Aim:
Copy out each line containing "label" from the entries below.

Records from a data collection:
___

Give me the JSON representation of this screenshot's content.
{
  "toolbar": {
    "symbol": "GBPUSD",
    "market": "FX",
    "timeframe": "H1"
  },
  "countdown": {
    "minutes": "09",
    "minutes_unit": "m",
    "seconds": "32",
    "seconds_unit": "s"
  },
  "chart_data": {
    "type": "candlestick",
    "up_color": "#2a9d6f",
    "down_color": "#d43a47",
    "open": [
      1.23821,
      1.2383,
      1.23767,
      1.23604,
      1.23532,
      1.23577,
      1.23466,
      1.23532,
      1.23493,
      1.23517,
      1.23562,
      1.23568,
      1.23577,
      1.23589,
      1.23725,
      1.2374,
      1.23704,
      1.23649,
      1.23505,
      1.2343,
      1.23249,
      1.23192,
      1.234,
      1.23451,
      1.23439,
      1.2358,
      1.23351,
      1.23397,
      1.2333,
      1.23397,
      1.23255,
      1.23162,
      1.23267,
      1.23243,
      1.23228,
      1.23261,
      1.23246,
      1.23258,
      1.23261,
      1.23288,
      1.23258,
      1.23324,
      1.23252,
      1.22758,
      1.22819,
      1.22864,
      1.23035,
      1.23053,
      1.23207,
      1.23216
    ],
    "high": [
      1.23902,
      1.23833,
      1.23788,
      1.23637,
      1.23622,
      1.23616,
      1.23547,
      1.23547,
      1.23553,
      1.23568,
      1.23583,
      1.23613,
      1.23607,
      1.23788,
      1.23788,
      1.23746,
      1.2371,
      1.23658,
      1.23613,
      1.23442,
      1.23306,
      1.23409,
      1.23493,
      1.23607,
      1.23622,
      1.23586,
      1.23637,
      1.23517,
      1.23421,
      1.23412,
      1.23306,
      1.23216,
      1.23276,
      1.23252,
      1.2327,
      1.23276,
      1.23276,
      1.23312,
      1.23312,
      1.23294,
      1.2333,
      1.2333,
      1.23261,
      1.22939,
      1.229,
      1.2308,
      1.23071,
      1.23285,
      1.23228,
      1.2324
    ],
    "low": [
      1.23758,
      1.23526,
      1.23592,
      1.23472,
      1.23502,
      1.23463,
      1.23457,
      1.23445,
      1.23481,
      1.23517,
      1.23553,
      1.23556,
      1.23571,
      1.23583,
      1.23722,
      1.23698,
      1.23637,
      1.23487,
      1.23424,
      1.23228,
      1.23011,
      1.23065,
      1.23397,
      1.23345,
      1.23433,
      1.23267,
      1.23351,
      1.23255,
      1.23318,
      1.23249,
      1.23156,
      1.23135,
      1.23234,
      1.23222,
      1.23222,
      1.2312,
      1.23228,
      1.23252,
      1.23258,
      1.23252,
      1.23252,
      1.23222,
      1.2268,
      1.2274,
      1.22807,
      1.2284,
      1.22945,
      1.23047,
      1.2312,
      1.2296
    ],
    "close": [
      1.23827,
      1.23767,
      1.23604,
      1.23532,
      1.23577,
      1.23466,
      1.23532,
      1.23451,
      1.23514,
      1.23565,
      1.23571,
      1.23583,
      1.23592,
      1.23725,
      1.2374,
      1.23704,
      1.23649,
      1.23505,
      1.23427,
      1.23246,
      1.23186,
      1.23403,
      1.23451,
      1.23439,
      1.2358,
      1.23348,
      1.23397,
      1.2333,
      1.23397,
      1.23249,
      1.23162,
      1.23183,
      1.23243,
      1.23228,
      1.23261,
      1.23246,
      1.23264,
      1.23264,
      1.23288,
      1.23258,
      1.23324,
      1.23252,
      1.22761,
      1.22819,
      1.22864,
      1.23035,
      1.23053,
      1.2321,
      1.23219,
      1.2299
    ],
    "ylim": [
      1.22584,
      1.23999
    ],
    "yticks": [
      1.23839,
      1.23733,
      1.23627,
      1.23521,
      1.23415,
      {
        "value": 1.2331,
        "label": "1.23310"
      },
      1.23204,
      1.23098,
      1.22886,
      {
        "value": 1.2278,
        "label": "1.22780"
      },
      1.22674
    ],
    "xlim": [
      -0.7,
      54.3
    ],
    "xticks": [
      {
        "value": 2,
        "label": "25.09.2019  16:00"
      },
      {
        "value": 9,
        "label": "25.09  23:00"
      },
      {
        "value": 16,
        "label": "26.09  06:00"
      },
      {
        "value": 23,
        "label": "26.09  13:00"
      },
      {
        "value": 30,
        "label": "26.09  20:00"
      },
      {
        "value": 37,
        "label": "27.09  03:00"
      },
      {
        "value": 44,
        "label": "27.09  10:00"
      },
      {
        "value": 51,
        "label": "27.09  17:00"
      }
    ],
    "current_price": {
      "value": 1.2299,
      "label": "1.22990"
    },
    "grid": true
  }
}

___

Task result:
        "label": "1.23310"
        "label": "1.22780"
        "label": "25.09.2019  16:00"
        "label": "25.09  23:00"
        "label": "26.09  06:00"
        "label": "26.09  13:00"
        "label": "26.09  20:00"
        "label": "27.09  03:00"
        "label": "27.09  10:00"
        "label": "27.09  17:00"
      "label": "1.22990"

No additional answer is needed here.